**Study text:**
+ + + +

But if it’s based on petty B.S. then I’d look at the controlling factor.

wundayatta's avatar

I would maintain a relationship with my friend that my love didn’t know about. Cutting your lover/spouse off from a friend is a selfish thing to do. It is usually done because the love is threatened by the friend, for some reason. But love always comes first, in my book.

Coloma's avatar

@wundayatta

But isn’t that deceptive behavior?

I don’t believe that ‘love’ ever embraces deception of any kind, large or small.

Secrets destroy intimacy.

Then you are setting yourself up for all sorts of lies.

One cannot really claim to love someone if they employ a ’ what they don’t know can’t hurt them’ attitude. Just sayin’. ;-)

wundayatta's avatar

@Coloma Indeed you are right in that secrets do have the potential to destroy intimacy. It’s a problem. Although, it all depends on what intimacy is. People have many definitions of intimacy, if I am to believe what people have written here. Many people believe it’s perfectly decent to have relationships where the partners have secrets from each other. There are therapists who believe that some secrets should never be told to significant others.

+ + + +

**Tasks and exercises:**
a) From the forum discussion on love and secrets, extract everything from "Coloma's avatar" down to "sorts of lies.".
b) Continue the forum discussion on love and secrets from its last sentence.

**Information shown:**
+ + + +

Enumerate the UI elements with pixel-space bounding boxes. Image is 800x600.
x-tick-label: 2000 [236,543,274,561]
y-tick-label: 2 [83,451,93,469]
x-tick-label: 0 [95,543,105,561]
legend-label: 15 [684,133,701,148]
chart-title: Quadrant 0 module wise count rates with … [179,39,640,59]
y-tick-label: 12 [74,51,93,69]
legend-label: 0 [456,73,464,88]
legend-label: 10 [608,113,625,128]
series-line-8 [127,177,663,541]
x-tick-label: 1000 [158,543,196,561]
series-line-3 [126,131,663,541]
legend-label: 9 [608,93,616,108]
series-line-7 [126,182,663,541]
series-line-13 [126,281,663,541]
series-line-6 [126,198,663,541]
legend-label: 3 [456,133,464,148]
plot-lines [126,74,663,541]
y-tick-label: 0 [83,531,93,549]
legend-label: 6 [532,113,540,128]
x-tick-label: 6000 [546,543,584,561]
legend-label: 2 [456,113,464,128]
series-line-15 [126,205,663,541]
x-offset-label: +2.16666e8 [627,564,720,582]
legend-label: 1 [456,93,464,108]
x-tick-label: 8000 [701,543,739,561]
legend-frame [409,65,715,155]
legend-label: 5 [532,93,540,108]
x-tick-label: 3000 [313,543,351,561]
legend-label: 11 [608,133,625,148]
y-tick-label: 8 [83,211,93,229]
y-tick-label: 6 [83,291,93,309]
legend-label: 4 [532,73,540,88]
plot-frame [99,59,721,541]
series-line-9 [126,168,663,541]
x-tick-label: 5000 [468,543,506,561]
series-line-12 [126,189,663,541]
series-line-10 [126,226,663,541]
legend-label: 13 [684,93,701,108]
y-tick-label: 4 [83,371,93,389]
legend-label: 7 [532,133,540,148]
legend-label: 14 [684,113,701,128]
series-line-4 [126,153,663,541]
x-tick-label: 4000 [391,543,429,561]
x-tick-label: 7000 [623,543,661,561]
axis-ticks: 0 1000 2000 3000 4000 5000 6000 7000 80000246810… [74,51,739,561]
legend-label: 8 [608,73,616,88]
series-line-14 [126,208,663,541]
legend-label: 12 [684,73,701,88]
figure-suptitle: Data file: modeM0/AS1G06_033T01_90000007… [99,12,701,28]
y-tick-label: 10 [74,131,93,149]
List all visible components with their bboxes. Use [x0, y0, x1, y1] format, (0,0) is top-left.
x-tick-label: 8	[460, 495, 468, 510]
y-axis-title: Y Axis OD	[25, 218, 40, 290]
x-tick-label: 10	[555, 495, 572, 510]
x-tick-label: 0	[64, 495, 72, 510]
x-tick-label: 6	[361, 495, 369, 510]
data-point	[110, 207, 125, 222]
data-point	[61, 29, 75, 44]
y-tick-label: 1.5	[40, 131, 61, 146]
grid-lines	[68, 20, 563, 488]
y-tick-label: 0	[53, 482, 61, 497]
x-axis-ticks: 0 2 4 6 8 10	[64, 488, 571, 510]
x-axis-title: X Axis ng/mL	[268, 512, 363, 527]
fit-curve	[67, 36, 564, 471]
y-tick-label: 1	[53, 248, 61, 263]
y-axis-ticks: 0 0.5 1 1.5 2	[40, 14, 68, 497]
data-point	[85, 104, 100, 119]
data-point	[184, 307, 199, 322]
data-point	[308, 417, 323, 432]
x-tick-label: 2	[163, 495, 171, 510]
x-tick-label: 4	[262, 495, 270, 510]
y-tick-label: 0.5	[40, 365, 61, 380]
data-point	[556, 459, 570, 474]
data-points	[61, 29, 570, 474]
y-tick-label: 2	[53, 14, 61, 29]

+ + + +

**Answers to the exercises:**
a)
Coloma's avatar

@wundayatta

But isn’t that deceptive behavior?

I don’t believe that ‘love’ ever embraces deception of any kind, large or small.

Secrets destroy intimacy.

Then you are setting yourself up for all sorts of lies.

b)
Personally, I feel like having secrets does destroy your ability to talk about everything (obviously, you can’t talk about the secret). However, just because there are things you can’t talk to your spouse about doesn’t mean you can’t have true intimacy with them.

The sex addict people believe you have to come clean about everything. I can see their point. On one level, you want to be able to talk about everything to the person you care about most, and if you can’t do that, what’s the point? However, people have many relationships, and it is not necessary, and perhaps not even desirable to get all things from one person. Most individuals don’t even have the talent necessary to do that.

Perhaps it depends on how many things that secret is involved with. If it gets too large, then it really does threaten any meaning in the relationship. It becomes more of a business relationship, which is something a huge portion of couples put up with, sadly enough. If the secret is very specific, then it doesn’t have as much impact. It might not really make a difference as far as intimacy is concerned.

It’s a complex issue—one worth of it’s own question. I’ve tried to ask it before, but it always seems like there’s more to unearth, if only you can figure out how to get at it.

Neizvestnaya's avatar

Secrets destroy intimacy, I know too much about that and agree! They may not ruin a thing at the outset but little by little, the excitement and faith about someone will wane as each secret is revealed and they almost always come to the surface more like a pimple.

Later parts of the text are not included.